### Problem statement
The listing beneath should be written out in full, exactly as shown.

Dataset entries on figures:
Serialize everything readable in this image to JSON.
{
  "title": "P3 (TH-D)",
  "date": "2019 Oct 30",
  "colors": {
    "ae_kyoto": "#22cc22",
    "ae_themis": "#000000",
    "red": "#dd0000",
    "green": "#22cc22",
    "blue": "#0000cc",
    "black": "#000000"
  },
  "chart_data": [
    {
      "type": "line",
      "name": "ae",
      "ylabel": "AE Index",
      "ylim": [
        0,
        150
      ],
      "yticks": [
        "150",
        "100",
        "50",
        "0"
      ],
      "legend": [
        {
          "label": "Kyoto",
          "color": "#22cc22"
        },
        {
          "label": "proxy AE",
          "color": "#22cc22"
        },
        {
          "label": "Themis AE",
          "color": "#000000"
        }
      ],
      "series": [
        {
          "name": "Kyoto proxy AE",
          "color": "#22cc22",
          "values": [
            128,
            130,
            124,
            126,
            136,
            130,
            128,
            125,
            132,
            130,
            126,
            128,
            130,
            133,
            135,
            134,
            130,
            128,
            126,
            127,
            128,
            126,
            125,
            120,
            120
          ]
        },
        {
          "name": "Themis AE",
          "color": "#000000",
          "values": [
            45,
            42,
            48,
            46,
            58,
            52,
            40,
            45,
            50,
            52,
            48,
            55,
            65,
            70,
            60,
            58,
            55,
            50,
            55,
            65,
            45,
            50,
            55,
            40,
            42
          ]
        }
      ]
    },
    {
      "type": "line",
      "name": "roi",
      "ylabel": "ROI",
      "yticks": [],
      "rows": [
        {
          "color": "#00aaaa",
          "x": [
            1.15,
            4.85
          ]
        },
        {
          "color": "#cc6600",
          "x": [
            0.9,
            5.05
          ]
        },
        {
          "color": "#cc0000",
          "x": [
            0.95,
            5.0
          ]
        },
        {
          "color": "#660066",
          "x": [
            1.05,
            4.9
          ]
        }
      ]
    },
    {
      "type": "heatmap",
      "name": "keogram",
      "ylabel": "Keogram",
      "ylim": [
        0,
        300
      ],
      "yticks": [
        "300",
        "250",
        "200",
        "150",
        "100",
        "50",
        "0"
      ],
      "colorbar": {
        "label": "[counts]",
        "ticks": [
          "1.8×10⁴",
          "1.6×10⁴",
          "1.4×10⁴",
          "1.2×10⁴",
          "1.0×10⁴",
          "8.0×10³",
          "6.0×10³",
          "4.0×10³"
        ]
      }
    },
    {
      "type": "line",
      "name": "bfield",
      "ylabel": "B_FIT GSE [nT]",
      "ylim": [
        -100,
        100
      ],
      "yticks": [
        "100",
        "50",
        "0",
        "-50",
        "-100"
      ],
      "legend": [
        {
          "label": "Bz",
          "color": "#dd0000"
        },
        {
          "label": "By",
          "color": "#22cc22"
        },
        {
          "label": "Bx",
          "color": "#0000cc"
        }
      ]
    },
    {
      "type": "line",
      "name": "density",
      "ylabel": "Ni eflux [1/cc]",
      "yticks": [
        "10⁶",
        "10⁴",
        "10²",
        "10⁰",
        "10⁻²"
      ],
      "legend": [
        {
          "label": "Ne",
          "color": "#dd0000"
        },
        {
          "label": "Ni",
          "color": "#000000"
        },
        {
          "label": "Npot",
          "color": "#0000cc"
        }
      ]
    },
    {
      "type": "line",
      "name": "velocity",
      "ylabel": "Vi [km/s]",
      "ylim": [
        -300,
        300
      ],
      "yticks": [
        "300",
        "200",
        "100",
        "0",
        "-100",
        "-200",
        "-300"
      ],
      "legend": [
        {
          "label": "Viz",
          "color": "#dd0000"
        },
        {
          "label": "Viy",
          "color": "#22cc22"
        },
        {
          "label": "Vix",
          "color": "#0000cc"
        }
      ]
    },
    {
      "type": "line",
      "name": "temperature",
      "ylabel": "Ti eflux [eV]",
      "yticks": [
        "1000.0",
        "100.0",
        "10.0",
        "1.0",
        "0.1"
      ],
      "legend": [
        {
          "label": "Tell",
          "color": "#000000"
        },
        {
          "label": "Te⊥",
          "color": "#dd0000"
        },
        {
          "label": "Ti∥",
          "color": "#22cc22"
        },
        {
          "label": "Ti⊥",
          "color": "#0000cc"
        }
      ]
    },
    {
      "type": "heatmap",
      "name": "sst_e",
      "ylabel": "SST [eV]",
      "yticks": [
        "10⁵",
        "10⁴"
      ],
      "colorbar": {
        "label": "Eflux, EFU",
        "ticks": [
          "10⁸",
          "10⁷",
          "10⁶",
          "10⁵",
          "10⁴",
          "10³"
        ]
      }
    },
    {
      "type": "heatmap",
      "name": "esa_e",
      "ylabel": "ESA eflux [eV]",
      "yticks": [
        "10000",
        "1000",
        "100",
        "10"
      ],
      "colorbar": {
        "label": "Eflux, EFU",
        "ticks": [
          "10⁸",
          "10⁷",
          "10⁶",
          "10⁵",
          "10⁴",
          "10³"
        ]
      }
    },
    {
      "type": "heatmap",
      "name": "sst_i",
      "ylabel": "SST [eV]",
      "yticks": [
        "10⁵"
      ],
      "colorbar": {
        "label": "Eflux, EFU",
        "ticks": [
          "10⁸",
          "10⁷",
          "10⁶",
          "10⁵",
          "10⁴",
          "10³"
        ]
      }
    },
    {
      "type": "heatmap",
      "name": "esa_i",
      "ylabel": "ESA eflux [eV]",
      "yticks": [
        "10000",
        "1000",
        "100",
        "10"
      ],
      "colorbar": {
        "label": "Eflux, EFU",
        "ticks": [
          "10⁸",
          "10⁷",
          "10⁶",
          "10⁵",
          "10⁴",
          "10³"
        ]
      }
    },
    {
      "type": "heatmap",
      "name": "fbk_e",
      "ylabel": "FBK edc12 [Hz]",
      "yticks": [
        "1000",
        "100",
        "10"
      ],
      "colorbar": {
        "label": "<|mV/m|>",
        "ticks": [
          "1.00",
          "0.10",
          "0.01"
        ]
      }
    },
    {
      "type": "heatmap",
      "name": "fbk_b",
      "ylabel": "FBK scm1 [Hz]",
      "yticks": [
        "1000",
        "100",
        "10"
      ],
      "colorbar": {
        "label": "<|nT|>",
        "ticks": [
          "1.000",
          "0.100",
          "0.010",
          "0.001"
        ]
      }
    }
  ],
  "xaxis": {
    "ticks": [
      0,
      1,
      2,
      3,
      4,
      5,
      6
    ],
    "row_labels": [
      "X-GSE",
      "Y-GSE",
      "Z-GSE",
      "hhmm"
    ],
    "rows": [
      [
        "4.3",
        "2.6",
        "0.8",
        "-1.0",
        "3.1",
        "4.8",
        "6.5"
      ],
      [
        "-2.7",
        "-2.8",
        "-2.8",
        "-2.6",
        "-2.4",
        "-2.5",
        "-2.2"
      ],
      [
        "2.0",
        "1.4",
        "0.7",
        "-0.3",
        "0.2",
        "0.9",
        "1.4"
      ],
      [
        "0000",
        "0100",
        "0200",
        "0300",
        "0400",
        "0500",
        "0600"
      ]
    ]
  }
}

### Task solution
Serialize everything readable in this image to JSON.
{
  "title": "P3 (TH-D)",
  "date": "2019 Oct 30",
  "colors": {
    "ae_kyoto": "#22cc22",
    "ae_themis": "#000000",
    "red": "#dd0000",
    "green": "#22cc22",
    "blue": "#0000cc",
    "black": "#000000"
  },
  "chart_data": [
    {
      "type": "line",
      "name": "ae",
      "ylabel": "AE Index",
      "ylim": [
        0,
        150
      ],
      "yticks": [
        "150",
        "100",
        "50",
        "0"
      ],
      "legend": [
        {
          "label": "Kyoto",
          "color": "#22cc22"
        },
        {
          "label": "proxy AE",
          "color": "#22cc22"
        },
        {
          "label": "Themis AE",
          "color": "#000000"
        }
      ],
      "series": [
        {
          "name": "Kyoto proxy AE",
          "color": "#22cc22",
          "values": [
            128,
            130,
            124,
            126,
            136,
            130,
            128,
            125,
            132,
            130,
            126,
            128,
            130,
            133,
            135,
            134,
            130,
            128,
            126,
            127,
            128,
            126,
            125,
            120,
            120
          ]
        },
        {
          "name": "Themis AE",
          "color": "#000000",
          "values": [
            45,
            42,
            48,
            46,
            58,
            52,
            40,
            45,
            50,
            52,
            48,
            55,
            65,
            70,
            60,
            58,
            55,
            50,
            55,
            65,
            45,
            50,
            55,
            40,
            42
          ]
        }
      ]
    },
    {
      "type": "line",
      "name": "roi",
      "ylabel": "ROI",
      "yticks": [],
      "rows": [
        {
          "color": "#00aaaa",
          "x": [
            1.15,
            4.85
          ]
        },
        {
          "color": "#cc6600",
          "x": [
            0.9,
            5.05
          ]
        },
        {
          "color": "#cc0000",
          "x": [
            0.95,
            5.0
          ]
        },
        {
          "color": "#660066",
          "x": [
            1.05,
            4.9
          ]
        }
      ]
    },
    {
      "type": "heatmap",
      "name": "keogram",
      "ylabel": "Keogram",
      "ylim": [
        0,
        300
      ],
      "yticks": [
        "300",
        "250",
        "200",
        "150",
        "100",
        "50",
        "0"
      ],
      "colorbar": {
        "label": "[counts]",
        "ticks": [
          "1.8×10⁴",
          "1.6×10⁴",
          "1.4×10⁴",
          "1.2×10⁴",
          "1.0×10⁴",
          "8.0×10³",
          "6.0×10³",
          "4.0×10³"
        ]
      }
    },
    {
      "type": "line",
      "name": "bfield",
      "ylabel": "B_FIT GSE [nT]",
      "ylim": [
        -100,
        100
      ],
      "yticks": [
        "100",
        "50",
        "0",
        "-50",
        "-100"
      ],
      "legend": [
        {
          "label": "Bz",
          "color": "#dd0000"
        },
        {
          "label": "By",
          "color": "#22cc22"
        },
        {
          "label": "Bx",
          "color": "#0000cc"
        }
      ]
    },
    {
      "type": "line",
      "name": "density",
      "ylabel": "Ni eflux [1/cc]",
      "yticks": [
        "10⁶",
        "10⁴",
        "10²",
        "10⁰",
        "10⁻²"
      ],
      "legend": [
        {
          "label": "Ne",
          "color": "#dd0000"
        },
        {
          "label": "Ni",
          "color": "#000000"
        },
        {
          "label": "Npot",
          "color": "#0000cc"
        }
      ]
    },
    {
      "type": "line",
      "name": "velocity",
      "ylabel": "Vi [km/s]",
      "ylim": [
        -300,
        300
      ],
      "yticks": [
        "300",
        "200",
        "100",
        "0",
        "-100",
        "-200",
        "-300"
      ],
      "legend": [
        {
          "label": "Viz",
          "color": "#dd0000"
        },
        {
          "label": "Viy",
          "color": "#22cc22"
        },
        {
          "label": "Vix",
          "color": "#0000cc"
        }
      ]
    },
    {
      "type": "line",
      "name": "temperature",
      "ylabel": "Ti eflux [eV]",
      "yticks": [
        "1000.0",
        "100.0",
        "10.0",
        "1.0",
        "0.1"
      ],
      "legend": [
        {
          "label": "Tell",
          "color": "#000000"
        },
        {
          "label": "Te⊥",
          "color": "#dd0000"
        },
        {
          "label": "Ti∥",
          "color": "#22cc22"
        },
        {
          "label": "Ti⊥",
          "color": "#0000cc"
        }
      ]
    },
    {
      "type": "heatmap",
      "name": "sst_e",
      "ylabel": "SST [eV]",
      "yticks": [
        "10⁵",
        "10⁴"
      ],
      "colorbar": {
        "label": "Eflux, EFU",
        "ticks": [
          "10⁸",
          "10⁷",
          "10⁶",
          "10⁵",
          "10⁴",
          "10³"
        ]
      }
    },
    {
      "type": "heatmap",
      "name": "esa_e",
      "ylabel": "ESA eflux [eV]",
      "yticks": [
        "10000",
        "1000",
        "100",
        "10"
      ],
      "colorbar": {
        "label": "Eflux, EFU",
        "ticks": [
          "10⁸",
          "10⁷",
          "10⁶",
          "10⁵",
          "10⁴",
          "10³"
        ]
      }
    },
    {
      "type": "heatmap",
      "name": "sst_i",
      "ylabel": "SST [eV]",
      "yticks": [
        "10⁵"
      ],
      "colorbar": {
        "label": "Eflux, EFU",
        "ticks": [
          "10⁸",
          "10⁷",
          "10⁶",
          "10⁵",
          "10⁴",
          "10³"
        ]
      }
    },
    {
      "type": "heatmap",
      "name": "esa_i",
      "ylabel": "ESA eflux [eV]",
      "yticks": [
        "10000",
        "1000",
        "100",
        "10"
      ],
      "colorbar": {
        "label": "Eflux, EFU",
        "ticks": [
          "10⁸",
          "10⁷",
          "10⁶",
          "10⁵",
          "10⁴",
          "10³"
        ]
      }
    },
    {
      "type": "heatmap",
      "name": "fbk_e",
      "ylabel": "FBK edc12 [Hz]",
      "yticks": [
        "1000",
        "100",
        "10"
      ],
      "colorbar": {
        "label": "<|mV/m|>",
        "ticks": [
          "1.00",
          "0.10",
          "0.01"
        ]
      }
    },
    {
      "type": "heatmap",
      "name": "fbk_b",
      "ylabel": "FBK scm1 [Hz]",
      "yticks": [
        "1000",
        "100",
        "10"
      ],
      "colorbar": {
        "label": "<|nT|>",
        "ticks": [
          "1.000",
          "0.100",
          "0.010",
          "0.001"
        ]
      }
    }
  ],
  "xaxis": {
    "ticks": [
      0,
      1,
      2,
      3,
      4,
      5,
      6
    ],
    "row_labels": [
      "X-GSE",
      "Y-GSE",
      "Z-GSE",
      "hhmm"
    ],
    "rows": [
      [
        "4.3",
        "2.6",
        "0.8",
        "-1.0",
        "3.1",
        "4.8",
        "6.5"
      ],
      [
        "-2.7",
        "-2.8",
        "-2.8",
        "-2.6",
        "-2.4",
        "-2.5",
        "-2.2"
      ],
      [
        "2.0",
        "1.4",
        "0.7",
        "-0.3",
        "0.2",
        "0.9",
        "1.4"
      ],
      [
        "0000",
        "0100",
        "0200",
        "0300",
        "0400",
        "0500",
        "0600"
      ]
    ]
  }
}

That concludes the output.